Dataset records:

•••••

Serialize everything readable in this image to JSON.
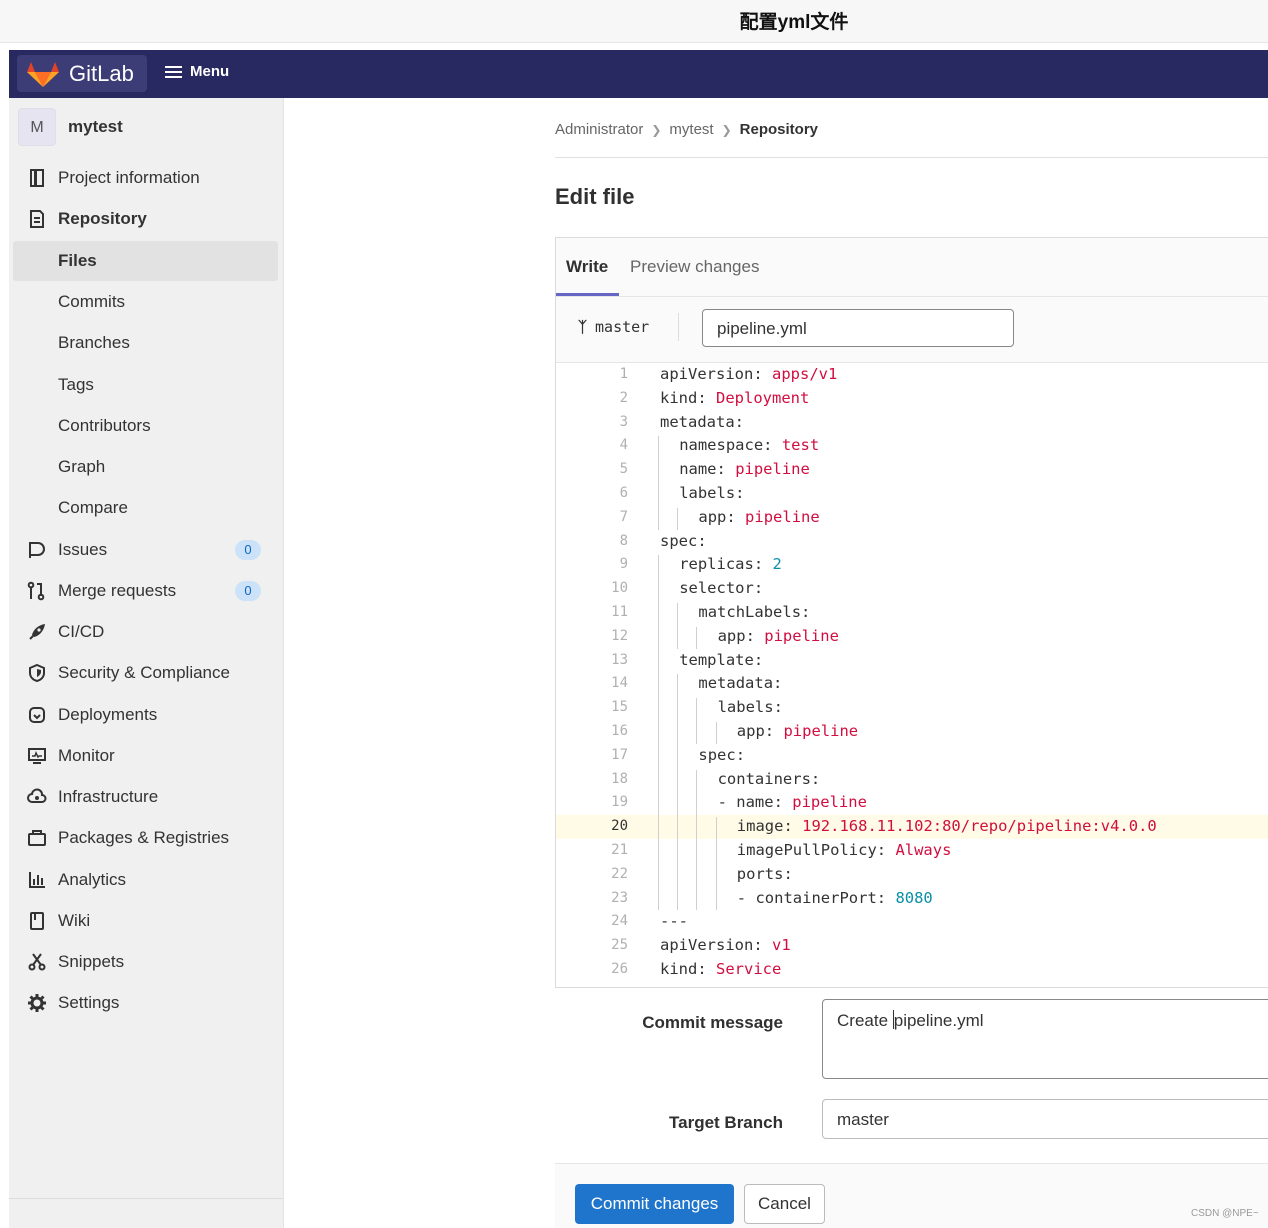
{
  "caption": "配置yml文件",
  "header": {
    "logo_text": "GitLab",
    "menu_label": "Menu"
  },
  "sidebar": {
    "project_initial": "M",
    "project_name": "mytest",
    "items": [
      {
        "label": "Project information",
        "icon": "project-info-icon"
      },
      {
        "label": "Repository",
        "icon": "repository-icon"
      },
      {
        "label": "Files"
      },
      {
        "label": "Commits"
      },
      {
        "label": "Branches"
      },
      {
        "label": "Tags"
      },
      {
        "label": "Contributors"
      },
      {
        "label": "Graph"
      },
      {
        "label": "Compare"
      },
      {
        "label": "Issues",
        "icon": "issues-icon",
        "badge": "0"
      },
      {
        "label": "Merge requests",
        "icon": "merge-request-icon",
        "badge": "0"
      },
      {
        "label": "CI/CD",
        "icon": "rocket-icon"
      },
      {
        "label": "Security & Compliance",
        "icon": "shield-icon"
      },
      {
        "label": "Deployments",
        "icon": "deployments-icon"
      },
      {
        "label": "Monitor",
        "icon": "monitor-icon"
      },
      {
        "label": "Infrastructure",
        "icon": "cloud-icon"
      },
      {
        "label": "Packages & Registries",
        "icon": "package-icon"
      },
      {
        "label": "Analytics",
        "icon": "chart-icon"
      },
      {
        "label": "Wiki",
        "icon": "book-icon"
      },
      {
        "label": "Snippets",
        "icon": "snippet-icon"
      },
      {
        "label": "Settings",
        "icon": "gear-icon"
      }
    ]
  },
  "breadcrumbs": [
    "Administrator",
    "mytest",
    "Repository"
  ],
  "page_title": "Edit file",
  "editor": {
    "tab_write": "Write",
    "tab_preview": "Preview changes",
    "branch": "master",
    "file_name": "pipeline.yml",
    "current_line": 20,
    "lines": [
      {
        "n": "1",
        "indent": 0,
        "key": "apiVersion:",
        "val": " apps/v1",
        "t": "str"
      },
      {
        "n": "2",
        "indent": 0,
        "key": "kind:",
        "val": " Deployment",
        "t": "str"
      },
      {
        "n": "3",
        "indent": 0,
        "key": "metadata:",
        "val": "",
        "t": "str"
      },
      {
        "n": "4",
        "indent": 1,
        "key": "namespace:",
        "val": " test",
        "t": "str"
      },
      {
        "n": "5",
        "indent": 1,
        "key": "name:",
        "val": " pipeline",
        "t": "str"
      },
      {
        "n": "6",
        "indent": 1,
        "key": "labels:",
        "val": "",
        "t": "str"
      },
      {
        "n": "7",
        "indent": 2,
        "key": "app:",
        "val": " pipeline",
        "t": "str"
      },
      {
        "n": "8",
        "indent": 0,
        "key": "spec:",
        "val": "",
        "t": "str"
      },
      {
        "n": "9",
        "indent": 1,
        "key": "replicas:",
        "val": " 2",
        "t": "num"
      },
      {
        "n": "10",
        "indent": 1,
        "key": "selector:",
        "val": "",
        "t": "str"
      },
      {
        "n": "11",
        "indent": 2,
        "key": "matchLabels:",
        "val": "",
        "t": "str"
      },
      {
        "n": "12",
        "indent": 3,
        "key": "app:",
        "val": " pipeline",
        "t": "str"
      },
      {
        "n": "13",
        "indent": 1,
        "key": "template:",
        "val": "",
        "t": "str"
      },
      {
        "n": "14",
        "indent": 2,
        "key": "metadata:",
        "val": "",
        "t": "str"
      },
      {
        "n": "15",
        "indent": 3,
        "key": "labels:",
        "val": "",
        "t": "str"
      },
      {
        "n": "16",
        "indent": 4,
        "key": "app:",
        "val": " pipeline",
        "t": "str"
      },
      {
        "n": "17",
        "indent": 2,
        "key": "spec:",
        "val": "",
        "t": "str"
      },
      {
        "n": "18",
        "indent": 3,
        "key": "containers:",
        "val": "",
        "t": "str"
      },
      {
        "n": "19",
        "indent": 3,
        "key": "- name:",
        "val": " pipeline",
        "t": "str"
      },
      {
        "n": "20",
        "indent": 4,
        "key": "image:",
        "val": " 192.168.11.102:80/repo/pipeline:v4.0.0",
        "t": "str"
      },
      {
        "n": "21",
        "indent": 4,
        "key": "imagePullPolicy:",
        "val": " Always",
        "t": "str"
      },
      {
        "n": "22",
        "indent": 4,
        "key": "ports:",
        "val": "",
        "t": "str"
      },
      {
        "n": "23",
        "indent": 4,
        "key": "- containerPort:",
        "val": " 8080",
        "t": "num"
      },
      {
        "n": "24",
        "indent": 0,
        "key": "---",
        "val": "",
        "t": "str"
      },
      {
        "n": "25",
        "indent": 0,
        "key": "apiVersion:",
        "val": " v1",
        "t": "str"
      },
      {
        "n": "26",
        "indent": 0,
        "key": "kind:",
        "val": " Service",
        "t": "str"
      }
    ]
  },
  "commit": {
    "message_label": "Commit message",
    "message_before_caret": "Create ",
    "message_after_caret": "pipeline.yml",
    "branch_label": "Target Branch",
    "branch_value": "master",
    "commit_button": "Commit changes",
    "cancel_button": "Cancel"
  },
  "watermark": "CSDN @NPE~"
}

•••••

**Written instruction**
Repeat the data exactly, excluding the pictures.

**Response to this task**
Serialize everything readable in this image to JSON.
{
  "caption": "配置yml文件",
  "header": {
    "logo_text": "GitLab",
    "menu_label": "Menu"
  },
  "sidebar": {
    "project_initial": "M",
    "project_name": "mytest",
    "items": [
      {
        "label": "Project information",
        "icon": "project-info-icon"
      },
      {
        "label": "Repository",
        "icon": "repository-icon"
      },
      {
        "label": "Files"
      },
      {
        "label": "Commits"
      },
      {
        "label": "Branches"
      },
      {
        "label": "Tags"
      },
      {
        "label": "Contributors"
      },
      {
        "label": "Graph"
      },
      {
        "label": "Compare"
      },
      {
        "label": "Issues",
        "icon": "issues-icon",
        "badge": "0"
      },
      {
        "label": "Merge requests",
        "icon": "merge-request-icon",
        "badge": "0"
      },
      {
        "label": "CI/CD",
        "icon": "rocket-icon"
      },
      {
        "label": "Security & Compliance",
        "icon": "shield-icon"
      },
      {
        "label": "Deployments",
        "icon": "deployments-icon"
      },
      {
        "label": "Monitor",
        "icon": "monitor-icon"
      },
      {
        "label": "Infrastructure",
        "icon": "cloud-icon"
      },
      {
        "label": "Packages & Registries",
        "icon": "package-icon"
      },
      {
        "label": "Analytics",
        "icon": "chart-icon"
      },
      {
        "label": "Wiki",
        "icon": "book-icon"
      },
      {
        "label": "Snippets",
        "icon": "snippet-icon"
      },
      {
        "label": "Settings",
        "icon": "gear-icon"
      }
    ]
  },
  "breadcrumbs": [
    "Administrator",
    "mytest",
    "Repository"
  ],
  "page_title": "Edit file",
  "editor": {
    "tab_write": "Write",
    "tab_preview": "Preview changes",
    "branch": "master",
    "file_name": "pipeline.yml",
    "current_line": 20,
    "lines": [
      {
        "n": "1",
        "indent": 0,
        "key": "apiVersion:",
        "val": " apps/v1",
        "t": "str"
      },
      {
        "n": "2",
        "indent": 0,
        "key": "kind:",
        "val": " Deployment",
        "t": "str"
      },
      {
        "n": "3",
        "indent": 0,
        "key": "metadata:",
        "val": "",
        "t": "str"
      },
      {
        "n": "4",
        "indent": 1,
        "key": "namespace:",
        "val": " test",
        "t": "str"
      },
      {
        "n": "5",
        "indent": 1,
        "key": "name:",
        "val": " pipeline",
        "t": "str"
      },
      {
        "n": "6",
        "indent": 1,
        "key": "labels:",
        "val": "",
        "t": "str"
      },
      {
        "n": "7",
        "indent": 2,
        "key": "app:",
        "val": " pipeline",
        "t": "str"
      },
      {
        "n": "8",
        "indent": 0,
        "key": "spec:",
        "val": "",
        "t": "str"
      },
      {
        "n": "9",
        "indent": 1,
        "key": "replicas:",
        "val": " 2",
        "t": "num"
      },
      {
        "n": "10",
        "indent": 1,
        "key": "selector:",
        "val": "",
        "t": "str"
      },
      {
        "n": "11",
        "indent": 2,
        "key": "matchLabels:",
        "val": "",
        "t": "str"
      },
      {
        "n": "12",
        "indent": 3,
        "key": "app:",
        "val": " pipeline",
        "t": "str"
      },
      {
        "n": "13",
        "indent": 1,
        "key": "template:",
        "val": "",
        "t": "str"
      },
      {
        "n": "14",
        "indent": 2,
        "key": "metadata:",
        "val": "",
        "t": "str"
      },
      {
        "n": "15",
        "indent": 3,
        "key": "labels:",
        "val": "",
        "t": "str"
      },
      {
        "n": "16",
        "indent": 4,
        "key": "app:",
        "val": " pipeline",
        "t": "str"
      },
      {
        "n": "17",
        "indent": 2,
        "key": "spec:",
        "val": "",
        "t": "str"
      },
      {
        "n": "18",
        "indent": 3,
        "key": "containers:",
        "val": "",
        "t": "str"
      },
      {
        "n": "19",
        "indent": 3,
        "key": "- name:",
        "val": " pipeline",
        "t": "str"
      },
      {
        "n": "20",
        "indent": 4,
        "key": "image:",
        "val": " 192.168.11.102:80/repo/pipeline:v4.0.0",
        "t": "str"
      },
      {
        "n": "21",
        "indent": 4,
        "key": "imagePullPolicy:",
        "val": " Always",
        "t": "str"
      },
      {
        "n": "22",
        "indent": 4,
        "key": "ports:",
        "val": "",
        "t": "str"
      },
      {
        "n": "23",
        "indent": 4,
        "key": "- containerPort:",
        "val": " 8080",
        "t": "num"
      },
      {
        "n": "24",
        "indent": 0,
        "key": "---",
        "val": "",
        "t": "str"
      },
      {
        "n": "25",
        "indent": 0,
        "key": "apiVersion:",
        "val": " v1",
        "t": "str"
      },
      {
        "n": "26",
        "indent": 0,
        "key": "kind:",
        "val": " Service",
        "t": "str"
      }
    ]
  },
  "commit": {
    "message_label": "Commit message",
    "message_before_caret": "Create ",
    "message_after_caret": "pipeline.yml",
    "branch_label": "Target Branch",
    "branch_value": "master",
    "commit_button": "Commit changes",
    "cancel_button": "Cancel"
  },
  "watermark": "CSDN @NPE~"
}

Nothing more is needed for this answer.